### [ИСХОДНЫЙ ТЕКСТ]
В середине мая, перед туром, Эксл встретился в голливудской закусочной с журналисткой Ким Нили. Он заказал чизбургер, картошку-фри и шоколадно-солодовое мороженое. Одетый в обтягивающие шорты, заказные кроссовки с надписью «Эксл» и черный блейзер, он рассуждал на различные темы. Он высказал скептическое отношение к иску Стивена Адлера и его публичным заявлениям, будто товарищи по группе подсадили его на героин. Кроме того, Эксл описал недели своей интенсивной психотерапии. Подкованный в терапевтическом жаргоне, Эксл заявил, что раньше презирал женщин, но теперь испытывает другие чувства:
«У меня были очень запутанные отношения с Эрин, — признал он. — И я вымещал негативные чувства к себе на других. Меня привлекали люди с такими же расстройствами характера, те, с кем я не мог поладить. От этого было плохо и мне, и им. Я презирал близкие отношения и не мог радоваться привязанностям».

### [ПРЕДОСТАВЛЕННЫЙ ЛИСТИНГ]
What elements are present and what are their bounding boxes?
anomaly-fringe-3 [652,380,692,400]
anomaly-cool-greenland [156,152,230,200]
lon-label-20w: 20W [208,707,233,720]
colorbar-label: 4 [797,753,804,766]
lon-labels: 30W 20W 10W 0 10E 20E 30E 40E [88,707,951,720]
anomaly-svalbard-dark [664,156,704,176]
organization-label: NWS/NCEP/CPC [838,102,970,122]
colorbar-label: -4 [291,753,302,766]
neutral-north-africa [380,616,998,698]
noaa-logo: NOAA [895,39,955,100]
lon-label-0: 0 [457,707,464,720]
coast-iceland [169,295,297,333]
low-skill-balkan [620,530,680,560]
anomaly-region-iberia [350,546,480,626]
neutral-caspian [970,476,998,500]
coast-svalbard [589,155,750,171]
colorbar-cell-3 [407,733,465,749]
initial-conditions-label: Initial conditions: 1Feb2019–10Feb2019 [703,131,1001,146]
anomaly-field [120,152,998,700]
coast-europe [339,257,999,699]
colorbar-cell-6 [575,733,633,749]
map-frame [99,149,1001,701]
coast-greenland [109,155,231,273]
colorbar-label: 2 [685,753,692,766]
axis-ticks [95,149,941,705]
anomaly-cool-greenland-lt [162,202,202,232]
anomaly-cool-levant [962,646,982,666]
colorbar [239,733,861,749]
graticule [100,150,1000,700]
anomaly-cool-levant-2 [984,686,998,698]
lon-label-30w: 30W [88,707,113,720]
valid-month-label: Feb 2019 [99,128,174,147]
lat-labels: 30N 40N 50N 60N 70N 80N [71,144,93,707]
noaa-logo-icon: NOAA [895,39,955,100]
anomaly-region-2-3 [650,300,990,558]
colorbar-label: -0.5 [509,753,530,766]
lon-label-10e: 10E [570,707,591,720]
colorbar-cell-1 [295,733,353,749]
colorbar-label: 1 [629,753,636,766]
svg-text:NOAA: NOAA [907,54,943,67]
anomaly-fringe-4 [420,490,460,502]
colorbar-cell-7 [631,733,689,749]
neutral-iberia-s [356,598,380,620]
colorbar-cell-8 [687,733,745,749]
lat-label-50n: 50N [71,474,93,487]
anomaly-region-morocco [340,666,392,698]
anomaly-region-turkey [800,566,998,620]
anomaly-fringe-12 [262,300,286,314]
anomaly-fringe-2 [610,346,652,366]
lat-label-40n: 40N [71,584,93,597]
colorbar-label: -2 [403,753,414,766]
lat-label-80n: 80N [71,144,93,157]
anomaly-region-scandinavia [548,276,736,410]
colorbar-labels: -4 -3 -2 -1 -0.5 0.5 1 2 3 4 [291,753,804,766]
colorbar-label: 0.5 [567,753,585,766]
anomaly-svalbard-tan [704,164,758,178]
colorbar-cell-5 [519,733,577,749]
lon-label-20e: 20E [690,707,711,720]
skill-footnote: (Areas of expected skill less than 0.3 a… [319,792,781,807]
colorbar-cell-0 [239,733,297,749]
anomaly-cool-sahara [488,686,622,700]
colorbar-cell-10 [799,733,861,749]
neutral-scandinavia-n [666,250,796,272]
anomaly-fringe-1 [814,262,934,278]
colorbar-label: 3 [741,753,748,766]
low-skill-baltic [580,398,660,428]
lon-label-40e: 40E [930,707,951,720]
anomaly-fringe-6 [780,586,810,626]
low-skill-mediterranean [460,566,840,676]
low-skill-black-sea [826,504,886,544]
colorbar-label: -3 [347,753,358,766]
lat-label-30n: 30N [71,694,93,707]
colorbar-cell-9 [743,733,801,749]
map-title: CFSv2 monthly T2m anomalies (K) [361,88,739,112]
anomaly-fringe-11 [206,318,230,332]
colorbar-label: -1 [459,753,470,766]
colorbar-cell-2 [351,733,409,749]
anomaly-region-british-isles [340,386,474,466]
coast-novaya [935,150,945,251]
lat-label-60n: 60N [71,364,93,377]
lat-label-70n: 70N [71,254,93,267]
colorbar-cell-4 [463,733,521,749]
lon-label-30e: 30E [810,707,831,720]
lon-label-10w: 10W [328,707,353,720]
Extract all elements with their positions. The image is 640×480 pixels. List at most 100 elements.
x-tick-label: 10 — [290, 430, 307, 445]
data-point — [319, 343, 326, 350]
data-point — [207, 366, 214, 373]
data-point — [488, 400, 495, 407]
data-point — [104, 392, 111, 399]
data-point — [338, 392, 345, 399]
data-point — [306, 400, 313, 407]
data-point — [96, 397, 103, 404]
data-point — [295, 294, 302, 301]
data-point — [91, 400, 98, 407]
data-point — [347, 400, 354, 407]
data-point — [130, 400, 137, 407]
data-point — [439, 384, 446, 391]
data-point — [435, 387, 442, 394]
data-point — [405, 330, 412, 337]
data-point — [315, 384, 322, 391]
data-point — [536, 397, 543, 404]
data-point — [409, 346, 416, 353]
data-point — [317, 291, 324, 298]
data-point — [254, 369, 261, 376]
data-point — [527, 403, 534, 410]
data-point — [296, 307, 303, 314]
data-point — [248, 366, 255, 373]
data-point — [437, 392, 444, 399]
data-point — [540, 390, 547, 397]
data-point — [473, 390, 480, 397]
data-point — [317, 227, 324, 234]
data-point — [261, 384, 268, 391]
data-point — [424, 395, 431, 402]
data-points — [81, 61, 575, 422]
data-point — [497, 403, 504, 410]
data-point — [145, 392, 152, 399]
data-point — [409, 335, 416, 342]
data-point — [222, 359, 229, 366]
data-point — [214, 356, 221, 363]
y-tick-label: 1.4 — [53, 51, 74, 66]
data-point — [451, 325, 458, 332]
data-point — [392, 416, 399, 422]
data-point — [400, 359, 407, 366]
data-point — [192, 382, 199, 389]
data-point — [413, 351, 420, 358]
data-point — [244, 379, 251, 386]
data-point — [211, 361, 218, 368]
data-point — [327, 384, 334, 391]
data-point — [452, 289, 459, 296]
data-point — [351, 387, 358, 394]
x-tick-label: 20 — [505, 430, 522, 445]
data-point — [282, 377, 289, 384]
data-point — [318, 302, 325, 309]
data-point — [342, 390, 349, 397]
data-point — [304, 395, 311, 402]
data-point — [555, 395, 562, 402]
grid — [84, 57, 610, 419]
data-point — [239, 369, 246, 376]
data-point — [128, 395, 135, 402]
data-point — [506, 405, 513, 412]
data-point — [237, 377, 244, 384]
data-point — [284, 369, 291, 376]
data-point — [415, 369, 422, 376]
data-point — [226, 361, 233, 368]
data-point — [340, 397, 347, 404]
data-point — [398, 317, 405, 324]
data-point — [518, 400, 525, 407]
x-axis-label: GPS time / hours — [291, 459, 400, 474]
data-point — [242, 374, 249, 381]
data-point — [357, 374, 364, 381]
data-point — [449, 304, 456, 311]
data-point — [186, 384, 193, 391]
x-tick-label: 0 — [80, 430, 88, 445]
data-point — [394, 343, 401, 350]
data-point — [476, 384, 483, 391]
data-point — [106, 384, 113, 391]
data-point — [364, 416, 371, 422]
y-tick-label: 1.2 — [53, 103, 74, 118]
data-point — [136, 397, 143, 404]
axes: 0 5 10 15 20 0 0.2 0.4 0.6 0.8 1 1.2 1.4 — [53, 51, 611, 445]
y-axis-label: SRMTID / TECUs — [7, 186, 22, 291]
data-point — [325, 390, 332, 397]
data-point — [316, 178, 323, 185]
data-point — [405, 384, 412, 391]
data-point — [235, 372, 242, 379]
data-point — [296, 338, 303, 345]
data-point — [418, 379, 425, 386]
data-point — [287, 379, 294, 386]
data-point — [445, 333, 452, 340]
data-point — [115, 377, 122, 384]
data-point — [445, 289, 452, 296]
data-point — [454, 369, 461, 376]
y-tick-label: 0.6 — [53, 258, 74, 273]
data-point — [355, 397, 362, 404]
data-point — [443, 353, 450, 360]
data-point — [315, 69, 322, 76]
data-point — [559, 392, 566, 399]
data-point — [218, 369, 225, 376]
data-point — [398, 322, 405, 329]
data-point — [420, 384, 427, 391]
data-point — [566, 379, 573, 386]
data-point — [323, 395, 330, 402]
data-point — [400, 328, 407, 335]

### [ЗАДАНИЯ К УПРАЖНЕНИЮ]
- 1) Переведите на английский язык предложение из текста об интервью Эксла: «Он заказал чизбургер, картошку-фри и шоколадно-солодовое мороженое».
- 2) Напишите продолжение текста об интервью Эксла, начиная сразу после его последнего предложения.
Листинг взят из другого источника.

### [ОТВЕТЫ ПО ЗАДАНИЯМ]
- 1) He ordered a cheeseburger, fries, and a chocolate malt.

- 2)
Эксл добавил, что теперь ему немного лучше: «Я начал чувствовать себя более комфортно. Мне все еще сложно переносить стресс, но мне объяснили, что причина кроется в раннем детстве. Моя семья давила на корню все попытки позитивного и творческого вымещения стресса… Мне до сих пор приходится сдерживать себя. От этого так просто не избавишься». На вопрос о своих взглядах на секс Эксл ответил, что пережил ужасные и жестокие эпизоды в детстве: «И они негативно на меня повлияли. У меня сформировалась модель поведения, и с тех пор я действовал, руководствуясь ею». В конце интервью Эксл заявил, что хотел бы поучаствовать в организации, выступающей против сексуального насилия над детьми.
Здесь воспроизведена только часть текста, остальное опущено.